Stored items:
--- start ---
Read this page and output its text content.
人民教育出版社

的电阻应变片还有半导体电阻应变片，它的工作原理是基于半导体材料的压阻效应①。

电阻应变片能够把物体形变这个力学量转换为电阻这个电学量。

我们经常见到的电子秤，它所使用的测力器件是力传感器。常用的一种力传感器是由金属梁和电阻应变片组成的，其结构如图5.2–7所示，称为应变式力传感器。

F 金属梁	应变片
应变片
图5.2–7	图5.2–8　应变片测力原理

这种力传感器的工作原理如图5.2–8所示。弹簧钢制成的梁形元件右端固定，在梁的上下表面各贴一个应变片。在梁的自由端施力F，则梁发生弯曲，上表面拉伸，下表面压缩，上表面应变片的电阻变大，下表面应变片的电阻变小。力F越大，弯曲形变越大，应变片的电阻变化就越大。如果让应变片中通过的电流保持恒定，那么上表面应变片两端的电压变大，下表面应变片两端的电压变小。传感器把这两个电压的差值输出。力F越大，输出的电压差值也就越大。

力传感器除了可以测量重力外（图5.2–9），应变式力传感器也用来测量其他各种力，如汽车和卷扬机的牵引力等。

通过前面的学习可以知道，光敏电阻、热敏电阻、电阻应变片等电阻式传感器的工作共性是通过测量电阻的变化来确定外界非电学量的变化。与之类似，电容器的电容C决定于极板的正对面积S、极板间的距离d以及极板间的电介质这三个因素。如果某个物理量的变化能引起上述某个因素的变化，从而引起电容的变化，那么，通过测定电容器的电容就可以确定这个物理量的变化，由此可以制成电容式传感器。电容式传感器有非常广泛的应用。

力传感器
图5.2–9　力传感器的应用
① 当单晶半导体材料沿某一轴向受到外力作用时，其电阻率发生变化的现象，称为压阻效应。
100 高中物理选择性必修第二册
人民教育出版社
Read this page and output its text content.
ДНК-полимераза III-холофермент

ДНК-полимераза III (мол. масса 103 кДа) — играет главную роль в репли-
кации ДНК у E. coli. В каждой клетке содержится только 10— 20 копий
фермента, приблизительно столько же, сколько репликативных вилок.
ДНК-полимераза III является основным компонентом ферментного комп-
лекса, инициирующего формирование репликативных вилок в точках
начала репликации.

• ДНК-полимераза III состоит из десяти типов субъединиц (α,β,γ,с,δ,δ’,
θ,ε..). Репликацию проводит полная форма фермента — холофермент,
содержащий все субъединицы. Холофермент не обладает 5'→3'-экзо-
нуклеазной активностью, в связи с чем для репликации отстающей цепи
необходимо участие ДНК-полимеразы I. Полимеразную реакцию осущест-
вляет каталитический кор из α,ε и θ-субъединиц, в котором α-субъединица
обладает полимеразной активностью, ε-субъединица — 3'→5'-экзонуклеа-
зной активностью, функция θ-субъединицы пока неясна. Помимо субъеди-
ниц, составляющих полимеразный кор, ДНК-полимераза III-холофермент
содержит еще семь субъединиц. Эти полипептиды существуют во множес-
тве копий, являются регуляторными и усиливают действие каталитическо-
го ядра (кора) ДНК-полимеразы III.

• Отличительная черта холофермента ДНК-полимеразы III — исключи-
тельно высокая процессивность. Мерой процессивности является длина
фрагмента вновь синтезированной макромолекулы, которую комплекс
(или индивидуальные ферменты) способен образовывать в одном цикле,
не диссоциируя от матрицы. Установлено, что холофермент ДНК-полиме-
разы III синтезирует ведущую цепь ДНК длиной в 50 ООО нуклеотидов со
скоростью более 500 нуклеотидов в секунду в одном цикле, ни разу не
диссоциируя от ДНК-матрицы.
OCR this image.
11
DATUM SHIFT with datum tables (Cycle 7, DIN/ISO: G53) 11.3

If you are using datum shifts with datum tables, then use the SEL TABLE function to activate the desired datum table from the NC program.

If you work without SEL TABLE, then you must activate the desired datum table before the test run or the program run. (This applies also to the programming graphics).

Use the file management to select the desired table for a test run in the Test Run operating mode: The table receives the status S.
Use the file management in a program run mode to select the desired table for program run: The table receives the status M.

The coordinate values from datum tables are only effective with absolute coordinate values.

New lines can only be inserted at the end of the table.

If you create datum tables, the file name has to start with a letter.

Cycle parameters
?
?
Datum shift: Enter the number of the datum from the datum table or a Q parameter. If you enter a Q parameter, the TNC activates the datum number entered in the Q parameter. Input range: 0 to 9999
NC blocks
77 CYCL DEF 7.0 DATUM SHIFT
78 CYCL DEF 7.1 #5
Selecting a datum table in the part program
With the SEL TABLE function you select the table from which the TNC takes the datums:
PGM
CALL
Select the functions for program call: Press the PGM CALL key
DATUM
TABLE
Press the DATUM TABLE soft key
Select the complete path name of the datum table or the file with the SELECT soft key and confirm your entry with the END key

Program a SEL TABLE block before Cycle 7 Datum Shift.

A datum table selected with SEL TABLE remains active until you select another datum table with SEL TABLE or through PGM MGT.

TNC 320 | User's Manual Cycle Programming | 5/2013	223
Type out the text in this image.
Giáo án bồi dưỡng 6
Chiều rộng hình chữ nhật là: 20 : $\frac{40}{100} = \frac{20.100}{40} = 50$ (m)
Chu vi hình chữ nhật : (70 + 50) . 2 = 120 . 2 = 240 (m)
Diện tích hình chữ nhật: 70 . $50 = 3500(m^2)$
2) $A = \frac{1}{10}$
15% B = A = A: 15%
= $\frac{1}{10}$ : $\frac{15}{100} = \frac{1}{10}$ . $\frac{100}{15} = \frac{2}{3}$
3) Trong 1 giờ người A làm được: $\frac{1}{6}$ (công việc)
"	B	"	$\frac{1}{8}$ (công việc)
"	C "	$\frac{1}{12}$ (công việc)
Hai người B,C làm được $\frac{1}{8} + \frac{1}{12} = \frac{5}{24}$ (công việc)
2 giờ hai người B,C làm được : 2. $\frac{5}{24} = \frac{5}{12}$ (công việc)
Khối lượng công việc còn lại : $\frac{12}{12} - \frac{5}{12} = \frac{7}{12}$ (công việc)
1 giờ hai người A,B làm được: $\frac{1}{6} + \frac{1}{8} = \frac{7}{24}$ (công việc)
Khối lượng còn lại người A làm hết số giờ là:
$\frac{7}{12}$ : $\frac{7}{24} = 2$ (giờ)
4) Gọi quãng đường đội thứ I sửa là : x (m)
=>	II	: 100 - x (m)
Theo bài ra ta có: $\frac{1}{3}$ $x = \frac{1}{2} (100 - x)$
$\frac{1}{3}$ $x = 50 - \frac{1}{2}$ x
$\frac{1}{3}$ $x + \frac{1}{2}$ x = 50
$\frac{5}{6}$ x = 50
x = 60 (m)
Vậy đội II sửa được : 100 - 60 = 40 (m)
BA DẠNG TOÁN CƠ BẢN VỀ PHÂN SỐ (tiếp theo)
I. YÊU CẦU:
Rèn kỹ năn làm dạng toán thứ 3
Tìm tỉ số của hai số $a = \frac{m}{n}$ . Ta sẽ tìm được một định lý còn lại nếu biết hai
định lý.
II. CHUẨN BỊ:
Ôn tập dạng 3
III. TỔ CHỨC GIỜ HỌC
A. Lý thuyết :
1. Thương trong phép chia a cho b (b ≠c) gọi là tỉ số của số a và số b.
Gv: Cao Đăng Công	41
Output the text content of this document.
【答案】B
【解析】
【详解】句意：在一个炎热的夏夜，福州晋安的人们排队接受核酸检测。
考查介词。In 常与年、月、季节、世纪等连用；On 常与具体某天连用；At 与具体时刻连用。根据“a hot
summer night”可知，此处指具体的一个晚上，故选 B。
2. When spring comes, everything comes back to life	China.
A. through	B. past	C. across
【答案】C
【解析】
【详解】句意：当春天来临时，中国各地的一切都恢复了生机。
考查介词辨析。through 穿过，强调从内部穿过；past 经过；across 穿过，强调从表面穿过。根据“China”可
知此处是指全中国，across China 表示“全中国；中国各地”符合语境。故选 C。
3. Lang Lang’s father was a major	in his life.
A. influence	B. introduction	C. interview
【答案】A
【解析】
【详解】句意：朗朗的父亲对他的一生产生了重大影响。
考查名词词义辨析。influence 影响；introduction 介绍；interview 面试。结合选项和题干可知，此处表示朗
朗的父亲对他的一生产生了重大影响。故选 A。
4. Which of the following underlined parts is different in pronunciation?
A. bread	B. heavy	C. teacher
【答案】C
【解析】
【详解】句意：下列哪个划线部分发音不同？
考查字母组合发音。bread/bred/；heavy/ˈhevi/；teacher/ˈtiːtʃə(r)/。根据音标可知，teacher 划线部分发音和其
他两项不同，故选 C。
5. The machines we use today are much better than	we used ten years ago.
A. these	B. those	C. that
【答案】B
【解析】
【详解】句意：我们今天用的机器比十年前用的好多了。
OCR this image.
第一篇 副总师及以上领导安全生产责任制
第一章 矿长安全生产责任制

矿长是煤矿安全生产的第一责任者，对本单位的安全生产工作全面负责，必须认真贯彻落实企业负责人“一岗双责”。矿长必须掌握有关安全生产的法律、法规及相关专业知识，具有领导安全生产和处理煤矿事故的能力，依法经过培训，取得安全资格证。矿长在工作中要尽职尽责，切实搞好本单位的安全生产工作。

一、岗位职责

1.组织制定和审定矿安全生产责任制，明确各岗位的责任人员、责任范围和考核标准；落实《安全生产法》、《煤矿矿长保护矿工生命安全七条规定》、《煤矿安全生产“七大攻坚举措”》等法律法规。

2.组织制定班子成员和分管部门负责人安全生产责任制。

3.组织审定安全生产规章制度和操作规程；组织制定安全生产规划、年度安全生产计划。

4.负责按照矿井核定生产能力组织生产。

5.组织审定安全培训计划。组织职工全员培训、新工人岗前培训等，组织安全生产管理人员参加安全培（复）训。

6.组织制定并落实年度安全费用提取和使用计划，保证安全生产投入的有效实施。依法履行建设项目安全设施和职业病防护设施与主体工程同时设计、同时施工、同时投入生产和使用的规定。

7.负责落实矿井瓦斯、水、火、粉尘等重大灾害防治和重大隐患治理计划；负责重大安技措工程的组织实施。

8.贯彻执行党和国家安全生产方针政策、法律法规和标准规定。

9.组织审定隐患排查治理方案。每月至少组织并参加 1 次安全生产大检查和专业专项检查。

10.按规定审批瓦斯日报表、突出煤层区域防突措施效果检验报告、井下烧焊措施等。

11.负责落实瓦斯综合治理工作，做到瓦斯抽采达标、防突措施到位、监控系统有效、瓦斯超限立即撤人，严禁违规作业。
--- end ---
Problem to work on: Say how many lines hold the word "soft", giving the number and nothing else.

Expected answer: 2